# 1992 Hymer 544 Blown Air heating Pipes Missing?



## thegreatpan (Oct 29, 2007)

Amazing what you miss when you look round a van, I didn't spot the previous owner of my van had removed all the blown air heating pipework by cutting it off at the base of the wardrobe.

He did gain a fully usable locker, and as he only went away in the summer I guess it didn't matter to him. However I would like to reinstate the system, could anyone tell me a source for the piping and various connectors and if possible a digital image of how it should look?


----------



## Scotjimland (May 23, 2005)

For Truma parts and schematics of heating systems.

http://www.trumauk.com/


----------



## smick (Jun 1, 2005)

*Hymer Heating tubes*

Peter Hambilton at Hambilton Engineering (www.friendlyhippo.co.uk/hymerdirect ) will be able to supply you with the pipe work and vents, and probably describe to you where it runs.

If it's the same layout at the 640 Starline (Dinette + Long settee), the tubes run out of the wardrobe, and along the inside of the settee nearest the aisle, then at the front, they go under the floor (Need to insulate them) and resurface under the foremost bench of the dinette, along the rear edeg of that, and through the small rebated channel under the table. You'll need to measure the overall length from the boiler.

Smick


----------



## warbler (Oct 22, 2006)

Hi,

I will take some digital images of my B544 system that should provide you with a clue as to how it might have looked originally.

[Annotated element entries]

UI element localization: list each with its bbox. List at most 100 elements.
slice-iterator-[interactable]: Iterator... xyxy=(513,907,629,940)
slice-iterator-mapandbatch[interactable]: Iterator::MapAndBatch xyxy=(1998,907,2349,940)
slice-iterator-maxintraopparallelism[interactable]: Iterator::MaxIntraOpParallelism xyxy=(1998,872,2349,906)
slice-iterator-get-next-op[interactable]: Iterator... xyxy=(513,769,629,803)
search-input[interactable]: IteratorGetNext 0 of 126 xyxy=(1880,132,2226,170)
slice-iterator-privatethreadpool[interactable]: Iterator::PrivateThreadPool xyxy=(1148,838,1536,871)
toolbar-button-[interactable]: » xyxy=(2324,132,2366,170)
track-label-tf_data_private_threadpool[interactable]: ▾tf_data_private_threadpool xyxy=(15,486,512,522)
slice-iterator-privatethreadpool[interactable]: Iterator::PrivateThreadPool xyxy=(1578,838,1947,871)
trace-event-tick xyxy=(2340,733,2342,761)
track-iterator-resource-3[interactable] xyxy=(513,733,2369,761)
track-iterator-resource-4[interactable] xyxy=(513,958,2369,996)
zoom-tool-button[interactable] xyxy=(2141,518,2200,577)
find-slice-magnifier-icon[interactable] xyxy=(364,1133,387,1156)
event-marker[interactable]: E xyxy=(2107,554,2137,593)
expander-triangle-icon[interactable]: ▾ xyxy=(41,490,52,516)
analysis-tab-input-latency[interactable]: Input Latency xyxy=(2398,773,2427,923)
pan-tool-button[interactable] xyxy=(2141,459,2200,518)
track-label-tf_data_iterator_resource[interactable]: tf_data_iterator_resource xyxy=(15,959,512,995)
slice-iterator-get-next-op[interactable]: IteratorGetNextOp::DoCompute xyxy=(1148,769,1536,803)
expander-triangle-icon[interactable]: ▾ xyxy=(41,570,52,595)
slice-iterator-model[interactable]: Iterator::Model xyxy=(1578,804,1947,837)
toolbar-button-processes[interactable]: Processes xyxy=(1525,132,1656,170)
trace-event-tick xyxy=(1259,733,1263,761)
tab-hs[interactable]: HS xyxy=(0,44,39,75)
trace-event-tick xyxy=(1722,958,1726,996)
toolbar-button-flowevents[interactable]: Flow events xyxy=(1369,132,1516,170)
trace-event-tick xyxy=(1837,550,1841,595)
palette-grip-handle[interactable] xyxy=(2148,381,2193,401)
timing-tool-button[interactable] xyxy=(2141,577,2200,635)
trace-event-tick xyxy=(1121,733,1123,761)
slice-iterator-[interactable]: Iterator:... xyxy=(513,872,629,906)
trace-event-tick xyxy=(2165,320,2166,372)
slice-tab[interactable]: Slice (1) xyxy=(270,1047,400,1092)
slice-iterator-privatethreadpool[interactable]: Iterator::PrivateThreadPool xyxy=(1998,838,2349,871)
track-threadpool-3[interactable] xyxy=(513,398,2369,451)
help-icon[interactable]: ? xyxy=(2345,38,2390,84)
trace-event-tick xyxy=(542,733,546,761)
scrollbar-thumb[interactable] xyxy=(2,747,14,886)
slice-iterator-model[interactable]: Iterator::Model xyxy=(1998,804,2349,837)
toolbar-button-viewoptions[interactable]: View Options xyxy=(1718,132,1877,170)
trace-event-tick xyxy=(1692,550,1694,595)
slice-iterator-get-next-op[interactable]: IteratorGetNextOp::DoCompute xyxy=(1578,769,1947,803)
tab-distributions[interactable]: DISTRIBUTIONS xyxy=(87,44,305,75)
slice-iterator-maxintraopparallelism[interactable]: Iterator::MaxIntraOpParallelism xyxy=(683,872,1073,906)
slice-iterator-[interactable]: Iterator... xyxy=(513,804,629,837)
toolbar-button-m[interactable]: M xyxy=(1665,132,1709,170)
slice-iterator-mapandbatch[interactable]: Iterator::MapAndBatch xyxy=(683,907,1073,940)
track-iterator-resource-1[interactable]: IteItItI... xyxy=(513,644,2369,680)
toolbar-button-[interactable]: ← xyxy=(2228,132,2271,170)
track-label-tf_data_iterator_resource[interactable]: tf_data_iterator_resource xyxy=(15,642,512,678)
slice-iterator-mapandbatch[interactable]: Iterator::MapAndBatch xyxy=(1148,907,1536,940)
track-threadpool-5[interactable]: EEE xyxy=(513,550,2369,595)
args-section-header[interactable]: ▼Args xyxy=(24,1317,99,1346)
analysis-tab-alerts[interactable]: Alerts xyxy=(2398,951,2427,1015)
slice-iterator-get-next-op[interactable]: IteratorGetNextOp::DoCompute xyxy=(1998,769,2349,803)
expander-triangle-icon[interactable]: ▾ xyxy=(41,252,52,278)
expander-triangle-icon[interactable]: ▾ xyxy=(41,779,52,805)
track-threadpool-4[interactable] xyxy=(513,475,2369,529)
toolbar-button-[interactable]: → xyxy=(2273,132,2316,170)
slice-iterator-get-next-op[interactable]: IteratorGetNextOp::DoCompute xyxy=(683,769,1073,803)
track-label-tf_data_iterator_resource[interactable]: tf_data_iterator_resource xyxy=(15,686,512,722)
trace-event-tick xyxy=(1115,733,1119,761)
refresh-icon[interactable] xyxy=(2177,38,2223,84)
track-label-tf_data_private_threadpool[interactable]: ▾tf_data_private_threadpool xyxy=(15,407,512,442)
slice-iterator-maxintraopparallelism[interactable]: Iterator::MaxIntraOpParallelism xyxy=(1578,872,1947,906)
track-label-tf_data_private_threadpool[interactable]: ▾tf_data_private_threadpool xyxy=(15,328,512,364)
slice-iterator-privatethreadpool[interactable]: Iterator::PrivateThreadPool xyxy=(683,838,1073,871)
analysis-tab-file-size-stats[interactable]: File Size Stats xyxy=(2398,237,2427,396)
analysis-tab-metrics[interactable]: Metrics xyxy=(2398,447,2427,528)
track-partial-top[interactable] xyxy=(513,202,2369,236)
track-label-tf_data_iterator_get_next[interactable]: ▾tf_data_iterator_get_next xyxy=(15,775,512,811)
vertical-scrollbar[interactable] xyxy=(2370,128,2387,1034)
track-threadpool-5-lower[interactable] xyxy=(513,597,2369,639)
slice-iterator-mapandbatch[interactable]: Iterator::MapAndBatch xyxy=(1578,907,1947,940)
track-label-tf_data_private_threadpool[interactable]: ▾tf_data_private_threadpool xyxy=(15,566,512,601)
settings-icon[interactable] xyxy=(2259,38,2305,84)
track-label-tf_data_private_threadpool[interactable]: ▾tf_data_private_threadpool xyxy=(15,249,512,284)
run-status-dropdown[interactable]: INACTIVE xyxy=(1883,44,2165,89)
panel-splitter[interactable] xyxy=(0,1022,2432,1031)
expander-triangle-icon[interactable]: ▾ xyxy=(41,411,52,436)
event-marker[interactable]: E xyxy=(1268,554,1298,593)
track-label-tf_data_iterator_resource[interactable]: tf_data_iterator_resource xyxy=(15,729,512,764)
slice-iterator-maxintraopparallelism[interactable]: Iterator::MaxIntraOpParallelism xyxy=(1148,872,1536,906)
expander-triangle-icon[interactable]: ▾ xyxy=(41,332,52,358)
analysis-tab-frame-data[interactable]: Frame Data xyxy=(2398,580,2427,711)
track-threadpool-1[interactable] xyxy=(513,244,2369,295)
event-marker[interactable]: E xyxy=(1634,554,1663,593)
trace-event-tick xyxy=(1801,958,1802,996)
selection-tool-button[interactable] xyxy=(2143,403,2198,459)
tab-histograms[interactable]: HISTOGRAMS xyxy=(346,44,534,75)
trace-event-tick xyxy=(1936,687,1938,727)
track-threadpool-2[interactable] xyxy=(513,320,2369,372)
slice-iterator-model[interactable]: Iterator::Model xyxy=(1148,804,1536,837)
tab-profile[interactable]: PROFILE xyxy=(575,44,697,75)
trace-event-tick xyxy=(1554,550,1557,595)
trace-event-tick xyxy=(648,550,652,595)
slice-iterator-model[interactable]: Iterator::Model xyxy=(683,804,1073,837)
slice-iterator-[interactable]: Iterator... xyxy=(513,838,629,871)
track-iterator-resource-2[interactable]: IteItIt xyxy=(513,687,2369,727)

**Task requirements**
A: In the forum thread on Hymer heating pipes, who does smick say can supply the pipe work and vents?
B: Reproduce the forum thread on Hymer heating pipes from "He did gain" up to and including "(May 23, 2005)".
C: Resume the forum thread on Hymer heating pipes from where it stops.

**Answers provided**
A: Peter Hambilton at Hambilton Engineering.

B:
He did gain a fully usable locker, and as he only went away in the summer I guess it didn't matter to him. However I would like to reinstate the system, could anyone tell me a source for the piping and various connectors and if possible a digital image of how it should look?


----------



## Scotjimland (May 23, 2005)

C:
Bob


----------



## warbler (Oct 22, 2006)

*Heater Pipe Photos*

Photos attached


----------



## warbler (Oct 22, 2006)

*More photos*

More photos....

Hope this helps


----------



## warbler (Oct 22, 2006)

*More photos*

Missed Front of Cupboard


----------



## mangothemadmonk (Aug 6, 2006)

Hi Warbler. Is your water pipe from your frost valve ok in that position (running close to heater pipe)? It looks a "burnt" colour to me. 

The heating pipes can become very hot. I wouldn't like to see your pipe melt or become brittle over time by heating and cooling.

Johnny F


----------



## patp (Apr 30, 2007)

You won't regret putting it in. The bathroom becomes like a hot air dryer when you are having a shower - fabulous. The rest works brilliantly too!

Pat


----------



## Sundial (May 11, 2005)

*Piping*

O'LEARY'S will be able to supply to piping - saw it there when we visited. We want to try to get heating into the bathroom too - will have a look at our system to see what it should do!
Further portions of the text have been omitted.